• **AIM**: Output every line below exactly.
::: ENTRIES
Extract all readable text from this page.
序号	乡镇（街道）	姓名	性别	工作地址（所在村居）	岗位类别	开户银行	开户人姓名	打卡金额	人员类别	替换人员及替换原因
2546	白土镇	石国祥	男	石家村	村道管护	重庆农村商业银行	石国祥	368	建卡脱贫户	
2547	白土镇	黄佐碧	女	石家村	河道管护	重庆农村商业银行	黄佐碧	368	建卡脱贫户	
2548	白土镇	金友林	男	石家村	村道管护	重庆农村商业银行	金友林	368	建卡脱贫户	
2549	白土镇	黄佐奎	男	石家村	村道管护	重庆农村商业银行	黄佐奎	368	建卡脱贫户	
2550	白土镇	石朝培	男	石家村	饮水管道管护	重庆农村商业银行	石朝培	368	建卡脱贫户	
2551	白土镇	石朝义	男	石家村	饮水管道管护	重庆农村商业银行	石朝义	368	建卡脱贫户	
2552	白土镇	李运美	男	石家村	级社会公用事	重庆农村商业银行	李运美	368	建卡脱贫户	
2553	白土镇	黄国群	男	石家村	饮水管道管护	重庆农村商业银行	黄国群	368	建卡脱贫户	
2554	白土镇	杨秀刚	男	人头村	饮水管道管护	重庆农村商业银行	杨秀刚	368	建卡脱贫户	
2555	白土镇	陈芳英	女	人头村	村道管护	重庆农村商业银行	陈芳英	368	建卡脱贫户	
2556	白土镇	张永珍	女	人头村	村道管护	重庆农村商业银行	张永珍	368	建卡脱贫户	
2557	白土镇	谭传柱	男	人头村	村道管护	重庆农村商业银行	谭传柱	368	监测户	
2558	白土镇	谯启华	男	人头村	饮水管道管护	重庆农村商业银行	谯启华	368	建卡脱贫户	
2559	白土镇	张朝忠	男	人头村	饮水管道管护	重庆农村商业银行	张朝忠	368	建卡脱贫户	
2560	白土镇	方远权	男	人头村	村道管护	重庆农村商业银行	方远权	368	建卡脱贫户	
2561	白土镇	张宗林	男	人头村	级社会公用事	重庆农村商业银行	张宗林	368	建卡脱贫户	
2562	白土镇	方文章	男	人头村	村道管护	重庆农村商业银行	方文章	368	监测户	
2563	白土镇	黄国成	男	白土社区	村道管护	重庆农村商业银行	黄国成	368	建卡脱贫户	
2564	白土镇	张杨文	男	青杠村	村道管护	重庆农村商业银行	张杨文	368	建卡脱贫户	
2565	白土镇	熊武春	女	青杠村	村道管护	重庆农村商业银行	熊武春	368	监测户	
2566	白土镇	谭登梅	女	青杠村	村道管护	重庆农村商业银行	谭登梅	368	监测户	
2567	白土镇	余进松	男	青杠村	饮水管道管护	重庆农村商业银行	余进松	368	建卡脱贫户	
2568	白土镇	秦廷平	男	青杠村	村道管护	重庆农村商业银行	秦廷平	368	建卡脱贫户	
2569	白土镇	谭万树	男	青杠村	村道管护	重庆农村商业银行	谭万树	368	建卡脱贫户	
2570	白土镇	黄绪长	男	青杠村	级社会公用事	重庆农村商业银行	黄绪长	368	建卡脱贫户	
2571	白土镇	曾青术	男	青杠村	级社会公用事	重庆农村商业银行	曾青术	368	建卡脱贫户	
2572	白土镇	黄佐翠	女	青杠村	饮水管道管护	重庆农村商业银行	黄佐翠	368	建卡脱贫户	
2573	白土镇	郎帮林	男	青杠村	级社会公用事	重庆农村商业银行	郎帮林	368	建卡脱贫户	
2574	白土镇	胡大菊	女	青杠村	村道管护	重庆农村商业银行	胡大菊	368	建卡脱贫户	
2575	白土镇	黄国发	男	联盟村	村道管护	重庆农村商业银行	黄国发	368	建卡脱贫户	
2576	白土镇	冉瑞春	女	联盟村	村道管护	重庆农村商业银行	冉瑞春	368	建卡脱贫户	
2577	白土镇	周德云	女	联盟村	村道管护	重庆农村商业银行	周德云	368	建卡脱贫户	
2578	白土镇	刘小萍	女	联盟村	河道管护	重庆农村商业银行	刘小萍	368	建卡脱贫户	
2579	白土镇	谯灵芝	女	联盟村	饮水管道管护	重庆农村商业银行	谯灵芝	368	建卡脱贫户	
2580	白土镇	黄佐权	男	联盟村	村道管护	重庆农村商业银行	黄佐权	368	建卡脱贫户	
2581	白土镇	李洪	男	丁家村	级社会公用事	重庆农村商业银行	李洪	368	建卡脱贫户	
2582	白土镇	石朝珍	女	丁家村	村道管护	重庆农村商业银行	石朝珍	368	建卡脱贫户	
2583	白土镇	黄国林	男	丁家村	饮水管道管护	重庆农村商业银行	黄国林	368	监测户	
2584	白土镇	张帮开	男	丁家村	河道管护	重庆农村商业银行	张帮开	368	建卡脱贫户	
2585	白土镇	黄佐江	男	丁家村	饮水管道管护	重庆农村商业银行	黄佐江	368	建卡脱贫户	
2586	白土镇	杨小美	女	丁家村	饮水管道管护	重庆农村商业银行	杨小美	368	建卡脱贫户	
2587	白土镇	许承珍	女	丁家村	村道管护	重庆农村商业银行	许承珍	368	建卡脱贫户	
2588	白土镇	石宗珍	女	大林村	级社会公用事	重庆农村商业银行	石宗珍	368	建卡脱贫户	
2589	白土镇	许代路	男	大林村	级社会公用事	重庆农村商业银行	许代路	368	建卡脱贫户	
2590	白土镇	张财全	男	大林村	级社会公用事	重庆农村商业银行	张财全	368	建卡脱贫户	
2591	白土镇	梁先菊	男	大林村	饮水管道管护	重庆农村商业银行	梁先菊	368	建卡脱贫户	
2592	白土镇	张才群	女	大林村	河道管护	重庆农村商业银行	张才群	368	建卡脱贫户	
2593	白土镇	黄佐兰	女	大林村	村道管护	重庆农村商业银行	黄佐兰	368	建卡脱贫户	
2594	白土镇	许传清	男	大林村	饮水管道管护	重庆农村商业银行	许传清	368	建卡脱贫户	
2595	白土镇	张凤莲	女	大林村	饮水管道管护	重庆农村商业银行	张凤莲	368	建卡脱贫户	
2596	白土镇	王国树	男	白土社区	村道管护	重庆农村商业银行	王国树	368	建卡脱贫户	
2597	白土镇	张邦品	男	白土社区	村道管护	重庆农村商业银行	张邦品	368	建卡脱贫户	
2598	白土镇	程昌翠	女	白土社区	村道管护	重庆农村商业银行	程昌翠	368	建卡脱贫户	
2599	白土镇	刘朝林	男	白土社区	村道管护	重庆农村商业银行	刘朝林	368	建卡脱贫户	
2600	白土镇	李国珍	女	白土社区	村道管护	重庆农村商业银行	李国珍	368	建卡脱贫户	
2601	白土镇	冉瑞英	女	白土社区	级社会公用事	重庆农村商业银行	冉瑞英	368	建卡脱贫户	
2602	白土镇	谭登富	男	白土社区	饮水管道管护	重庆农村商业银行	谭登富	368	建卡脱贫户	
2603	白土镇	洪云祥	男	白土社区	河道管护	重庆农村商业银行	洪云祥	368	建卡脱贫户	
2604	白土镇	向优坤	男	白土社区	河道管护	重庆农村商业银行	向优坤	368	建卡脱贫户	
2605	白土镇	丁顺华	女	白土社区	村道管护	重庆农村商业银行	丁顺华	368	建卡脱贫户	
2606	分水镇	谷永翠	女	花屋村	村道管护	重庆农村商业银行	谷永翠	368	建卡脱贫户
::::::
• **EXPECTED ANSWER**:
Extract all readable text from this page.
序号	乡镇（街道）	姓名	性别	工作地址（所在村居）	岗位类别	开户银行	开户人姓名	打卡金额	人员类别	替换人员及替换原因
2546	白土镇	石国祥	男	石家村	村道管护	重庆农村商业银行	石国祥	368	建卡脱贫户	
2547	白土镇	黄佐碧	女	石家村	河道管护	重庆农村商业银行	黄佐碧	368	建卡脱贫户	
2548	白土镇	金友林	男	石家村	村道管护	重庆农村商业银行	金友林	368	建卡脱贫户	
2549	白土镇	黄佐奎	男	石家村	村道管护	重庆农村商业银行	黄佐奎	368	建卡脱贫户	
2550	白土镇	石朝培	男	石家村	饮水管道管护	重庆农村商业银行	石朝培	368	建卡脱贫户	
2551	白土镇	石朝义	男	石家村	饮水管道管护	重庆农村商业银行	石朝义	368	建卡脱贫户	
2552	白土镇	李运美	男	石家村	级社会公用事	重庆农村商业银行	李运美	368	建卡脱贫户	
2553	白土镇	黄国群	男	石家村	饮水管道管护	重庆农村商业银行	黄国群	368	建卡脱贫户	
2554	白土镇	杨秀刚	男	人头村	饮水管道管护	重庆农村商业银行	杨秀刚	368	建卡脱贫户	
2555	白土镇	陈芳英	女	人头村	村道管护	重庆农村商业银行	陈芳英	368	建卡脱贫户	
2556	白土镇	张永珍	女	人头村	村道管护	重庆农村商业银行	张永珍	368	建卡脱贫户	
2557	白土镇	谭传柱	男	人头村	村道管护	重庆农村商业银行	谭传柱	368	监测户	
2558	白土镇	谯启华	男	人头村	饮水管道管护	重庆农村商业银行	谯启华	368	建卡脱贫户	
2559	白土镇	张朝忠	男	人头村	饮水管道管护	重庆农村商业银行	张朝忠	368	建卡脱贫户	
2560	白土镇	方远权	男	人头村	村道管护	重庆农村商业银行	方远权	368	建卡脱贫户	
2561	白土镇	张宗林	男	人头村	级社会公用事	重庆农村商业银行	张宗林	368	建卡脱贫户	
2562	白土镇	方文章	男	人头村	村道管护	重庆农村商业银行	方文章	368	监测户	
2563	白土镇	黄国成	男	白土社区	村道管护	重庆农村商业银行	黄国成	368	建卡脱贫户	
2564	白土镇	张杨文	男	青杠村	村道管护	重庆农村商业银行	张杨文	368	建卡脱贫户	
2565	白土镇	熊武春	女	青杠村	村道管护	重庆农村商业银行	熊武春	368	监测户	
2566	白土镇	谭登梅	女	青杠村	村道管护	重庆农村商业银行	谭登梅	368	监测户	
2567	白土镇	余进松	男	青杠村	饮水管道管护	重庆农村商业银行	余进松	368	建卡脱贫户	
2568	白土镇	秦廷平	男	青杠村	村道管护	重庆农村商业银行	秦廷平	368	建卡脱贫户	
2569	白土镇	谭万树	男	青杠村	村道管护	重庆农村商业银行	谭万树	368	建卡脱贫户	
2570	白土镇	黄绪长	男	青杠村	级社会公用事	重庆农村商业银行	黄绪长	368	建卡脱贫户	
2571	白土镇	曾青术	男	青杠村	级社会公用事	重庆农村商业银行	曾青术	368	建卡脱贫户	
2572	白土镇	黄佐翠	女	青杠村	饮水管道管护	重庆农村商业银行	黄佐翠	368	建卡脱贫户	
2573	白土镇	郎帮林	男	青杠村	级社会公用事	重庆农村商业银行	郎帮林	368	建卡脱贫户	
2574	白土镇	胡大菊	女	青杠村	村道管护	重庆农村商业银行	胡大菊	368	建卡脱贫户	
2575	白土镇	黄国发	男	联盟村	村道管护	重庆农村商业银行	黄国发	368	建卡脱贫户	
2576	白土镇	冉瑞春	女	联盟村	村道管护	重庆农村商业银行	冉瑞春	368	建卡脱贫户	
2577	白土镇	周德云	女	联盟村	村道管护	重庆农村商业银行	周德云	368	建卡脱贫户	
2578	白土镇	刘小萍	女	联盟村	河道管护	重庆农村商业银行	刘小萍	368	建卡脱贫户	
2579	白土镇	谯灵芝	女	联盟村	饮水管道管护	重庆农村商业银行	谯灵芝	368	建卡脱贫户	
2580	白土镇	黄佐权	男	联盟村	村道管护	重庆农村商业银行	黄佐权	368	建卡脱贫户	
2581	白土镇	李洪	男	丁家村	级社会公用事	重庆农村商业银行	李洪	368	建卡脱贫户	
2582	白土镇	石朝珍	女	丁家村	村道管护	重庆农村商业银行	石朝珍	368	建卡脱贫户	
2583	白土镇	黄国林	男	丁家村	饮水管道管护	重庆农村商业银行	黄国林	368	监测户	
2584	白土镇	张帮开	男	丁家村	河道管护	重庆农村商业银行	张帮开	368	建卡脱贫户	
2585	白土镇	黄佐江	男	丁家村	饮水管道管护	重庆农村商业银行	黄佐江	368	建卡脱贫户	
2586	白土镇	杨小美	女	丁家村	饮水管道管护	重庆农村商业银行	杨小美	368	建卡脱贫户	
2587	白土镇	许承珍	女	丁家村	村道管护	重庆农村商业银行	许承珍	368	建卡脱贫户	
2588	白土镇	石宗珍	女	大林村	级社会公用事	重庆农村商业银行	石宗珍	368	建卡脱贫户	
2589	白土镇	许代路	男	大林村	级社会公用事	重庆农村商业银行	许代路	368	建卡脱贫户	
2590	白土镇	张财全	男	大林村	级社会公用事	重庆农村商业银行	张财全	368	建卡脱贫户	
2591	白土镇	梁先菊	男	大林村	饮水管道管护	重庆农村商业银行	梁先菊	368	建卡脱贫户	
2592	白土镇	张才群	女	大林村	河道管护	重庆农村商业银行	张才群	368	建卡脱贫户	
2593	白土镇	黄佐兰	女	大林村	村道管护	重庆农村商业银行	黄佐兰	368	建卡脱贫户	
2594	白土镇	许传清	男	大林村	饮水管道管护	重庆农村商业银行	许传清	368	建卡脱贫户	
2595	白土镇	张凤莲	女	大林村	饮水管道管护	重庆农村商业银行	张凤莲	368	建卡脱贫户	
2596	白土镇	王国树	男	白土社区	村道管护	重庆农村商业银行	王国树	368	建卡脱贫户	
2597	白土镇	张邦品	男	白土社区	村道管护	重庆农村商业银行	张邦品	368	建卡脱贫户	
2598	白土镇	程昌翠	女	白土社区	村道管护	重庆农村商业银行	程昌翠	368	建卡脱贫户	
2599	白土镇	刘朝林	男	白土社区	村道管护	重庆农村商业银行	刘朝林	368	建卡脱贫户	
2600	白土镇	李国珍	女	白土社区	村道管护	重庆农村商业银行	李国珍	368	建卡脱贫户	
2601	白土镇	冉瑞英	女	白土社区	级社会公用事	重庆农村商业银行	冉瑞英	368	建卡脱贫户	
2602	白土镇	谭登富	男	白土社区	饮水管道管护	重庆农村商业银行	谭登富	368	建卡脱贫户	
2603	白土镇	洪云祥	男	白土社区	河道管护	重庆农村商业银行	洪云祥	368	建卡脱贫户	
2604	白土镇	向优坤	男	白土社区	河道管护	重庆农村商业银行	向优坤	368	建卡脱贫户	
2605	白土镇	丁顺华	女	白土社区	村道管护	重庆农村商业银行	丁顺华	368	建卡脱贫户	
2606	分水镇	谷永翠	女	花屋村	村道管护	重庆农村商业银行	谷永翠	368	建卡脱贫户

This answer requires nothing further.